** TASK STATEMENT **
Give every line back verbatim, dropping all images.

--- Start ---

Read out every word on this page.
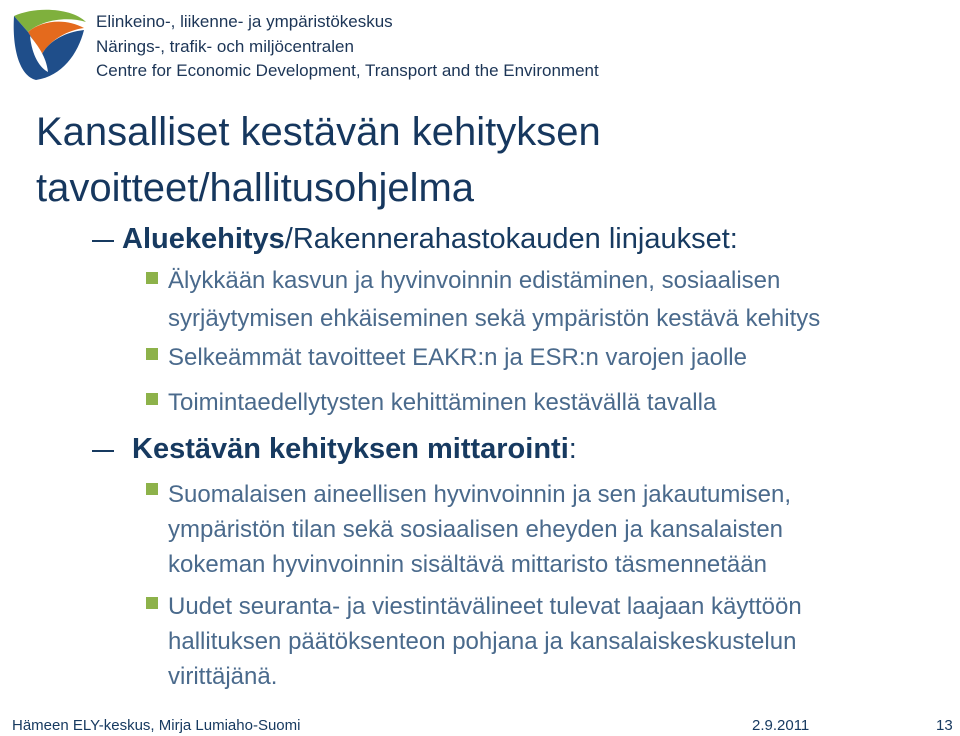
Elinkeino-, liikenne- ja ympäristökeskus
Närings-, trafik- och miljöcentralen
Centre for Economic Development, Transport and the Environment
Kansalliset kestävän kehityksen
tavoitteet/hallitusohjelma
Aluekehitys/Rakennerahastokauden linjaukset:
Älykkään kasvun ja hyvinvoinnin edistäminen, sosiaalisen
syrjäytymisen ehkäiseminen sekä ympäristön kestävä kehitys
Selkeämmät tavoitteet EAKR:n ja ESR:n varojen jaolle
Toimintaedellytysten kehittäminen kestävällä tavalla
Kestävän kehityksen mittarointi:
Suomalaisen aineellisen hyvinvoinnin ja sen jakautumisen,
ympäristön tilan sekä sosiaalisen eheyden ja kansalaisten
kokeman hyvinvoinnin sisältävä mittaristo täsmennetään
Uudet seuranta- ja viestintävälineet tulevat laajaan käyttöön
hallituksen päätöksenteon pohjana ja kansalaiskeskustelun
virittäjänä.
Hämeen ELY-keskus, Mirja Lumiaho-Suomi	2.9.2011	13
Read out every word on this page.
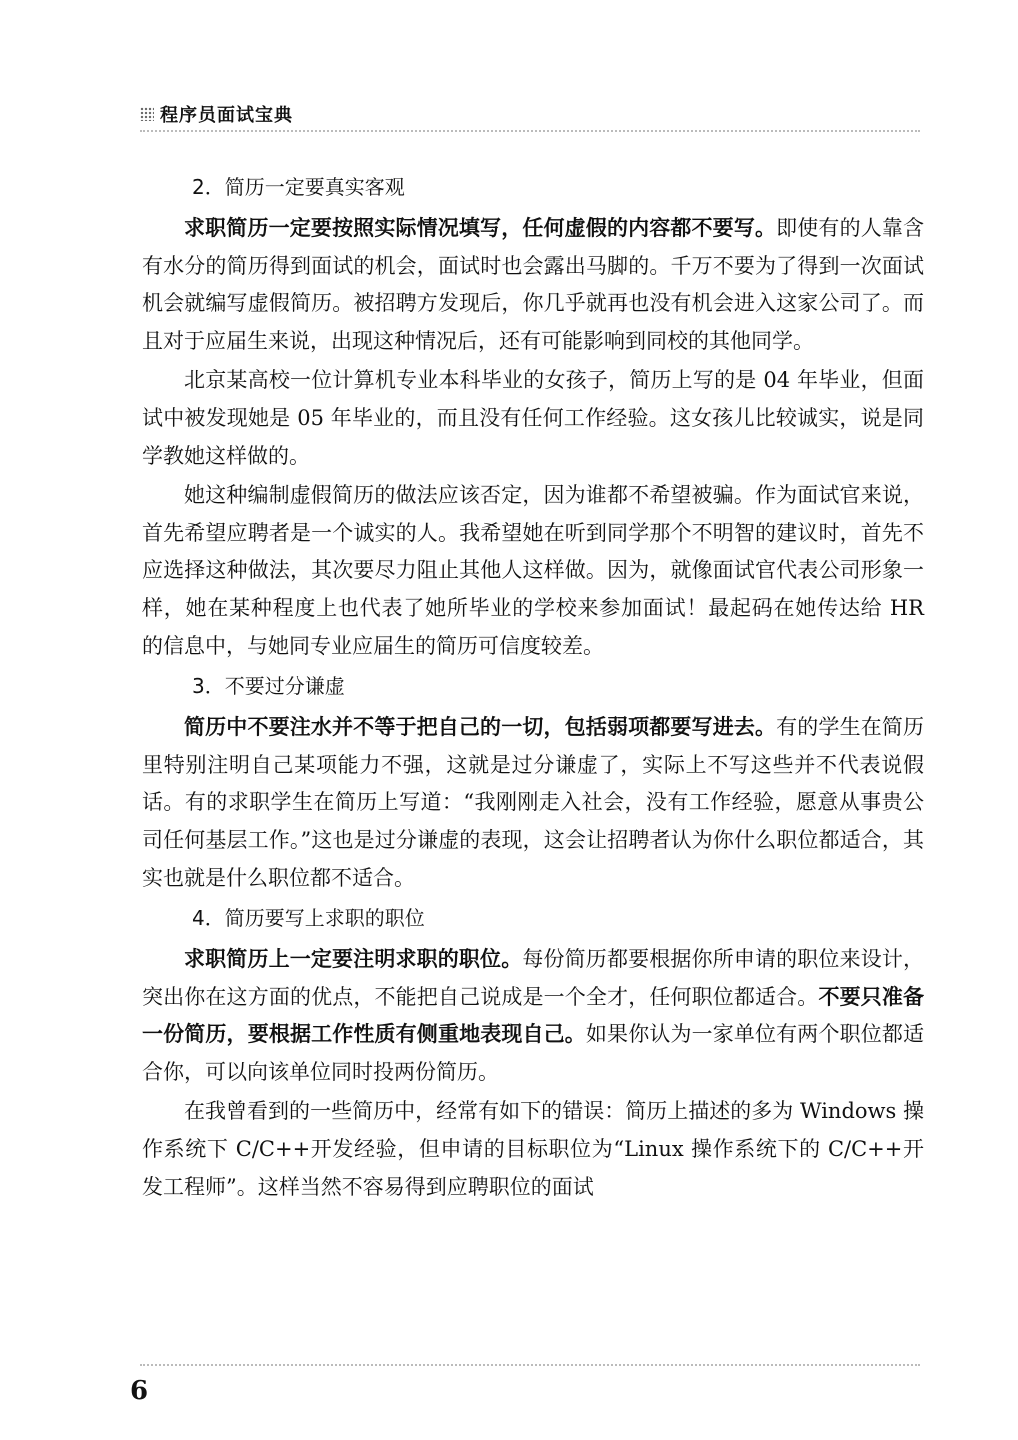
程序员面试宝典
2．简历一定要真实客观

求职简历一定要按照实际情况填写，任何虚假的内容都不要写。即使有的人靠含有水分的简历得到面试的机会，面试时也会露出马脚的。千万不要为了得到一次面试机会就编写虚假简历。被招聘方发现后，你几乎就再也没有机会进入这家公司了。而且对于应届生来说，出现这种情况后，还有可能影响到同校的其他同学。

北京某高校一位计算机专业本科毕业的女孩子，简历上写的是 04 年毕业，但面试中被发现她是 05 年毕业的，而且没有任何工作经验。这女孩儿比较诚实，说是同学教她这样做的。

她这种编制虚假简历的做法应该否定，因为谁都不希望被骗。作为面试官来说，首先希望应聘者是一个诚实的人。我希望她在听到同学那个不明智的建议时，首先不应选择这种做法，其次要尽力阻止其他人这样做。因为，就像面试官代表公司形象一样，她在某种程度上也代表了她所毕业的学校来参加面试！最起码在她传达给 HR 的信息中，与她同专业应届生的简历可信度较差。

3．不要过分谦虚

简历中不要注水并不等于把自己的一切，包括弱项都要写进去。有的学生在简历里特别注明自己某项能力不强，这就是过分谦虚了，实际上不写这些并不代表说假话。有的求职学生在简历上写道：“我刚刚走入社会，没有工作经验，愿意从事贵公司任何基层工作。”这也是过分谦虚的表现，这会让招聘者认为你什么职位都适合，其实也就是什么职位都不适合。

4．简历要写上求职的职位

求职简历上一定要注明求职的职位。每份简历都要根据你所申请的职位来设计，突出你在这方面的优点，不能把自己说成是一个全才，任何职位都适合。不要只准备一份简历，要根据工作性质有侧重地表现自己。如果你认为一家单位有两个职位都适合你，可以向该单位同时投两份简历。

在我曾看到的一些简历中，经常有如下的错误：简历上描述的多为 Windows 操作系统下 C/C++开发经验，但申请的目标职位为“Linux 操作系统下的 C/C++开发工程师”。这样当然不容易得到应聘职位的面试

6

--- End ---

** OUTPUT **
Read out every word on this page.
Elinkeino-, liikenne- ja ympäristökeskus
Närings-, trafik- och miljöcentralen
Centre for Economic Development, Transport and the Environment
Kansalliset kestävän kehityksen
tavoitteet/hallitusohjelma
Aluekehitys/Rakennerahastokauden linjaukset:
Älykkään kasvun ja hyvinvoinnin edistäminen, sosiaalisen
syrjäytymisen ehkäiseminen sekä ympäristön kestävä kehitys
Selkeämmät tavoitteet EAKR:n ja ESR:n varojen jaolle
Toimintaedellytysten kehittäminen kestävällä tavalla
Kestävän kehityksen mittarointi:
Suomalaisen aineellisen hyvinvoinnin ja sen jakautumisen,
ympäristön tilan sekä sosiaalisen eheyden ja kansalaisten
kokeman hyvinvoinnin sisältävä mittaristo täsmennetään
Uudet seuranta- ja viestintävälineet tulevat laajaan käyttöön
hallituksen päätöksenteon pohjana ja kansalaiskeskustelun
virittäjänä.
Hämeen ELY-keskus, Mirja Lumiaho-Suomi	2.9.2011	13
Read out every word on this page.
程序员面试宝典
2．简历一定要真实客观

求职简历一定要按照实际情况填写，任何虚假的内容都不要写。即使有的人靠含有水分的简历得到面试的机会，面试时也会露出马脚的。千万不要为了得到一次面试机会就编写虚假简历。被招聘方发现后，你几乎就再也没有机会进入这家公司了。而且对于应届生来说，出现这种情况后，还有可能影响到同校的其他同学。

北京某高校一位计算机专业本科毕业的女孩子，简历上写的是 04 年毕业，但面试中被发现她是 05 年毕业的，而且没有任何工作经验。这女孩儿比较诚实，说是同学教她这样做的。

她这种编制虚假简历的做法应该否定，因为谁都不希望被骗。作为面试官来说，首先希望应聘者是一个诚实的人。我希望她在听到同学那个不明智的建议时，首先不应选择这种做法，其次要尽力阻止其他人这样做。因为，就像面试官代表公司形象一样，她在某种程度上也代表了她所毕业的学校来参加面试！最起码在她传达给 HR 的信息中，与她同专业应届生的简历可信度较差。

3．不要过分谦虚

简历中不要注水并不等于把自己的一切，包括弱项都要写进去。有的学生在简历里特别注明自己某项能力不强，这就是过分谦虚了，实际上不写这些并不代表说假话。有的求职学生在简历上写道：“我刚刚走入社会，没有工作经验，愿意从事贵公司任何基层工作。”这也是过分谦虚的表现，这会让招聘者认为你什么职位都适合，其实也就是什么职位都不适合。

4．简历要写上求职的职位

求职简历上一定要注明求职的职位。每份简历都要根据你所申请的职位来设计，突出你在这方面的优点，不能把自己说成是一个全才，任何职位都适合。不要只准备一份简历，要根据工作性质有侧重地表现自己。如果你认为一家单位有两个职位都适合你，可以向该单位同时投两份简历。

在我曾看到的一些简历中，经常有如下的错误：简历上描述的多为 Windows 操作系统下 C/C++开发经验，但申请的目标职位为“Linux 操作系统下的 C/C++开发工程师”。这样当然不容易得到应聘职位的面试

6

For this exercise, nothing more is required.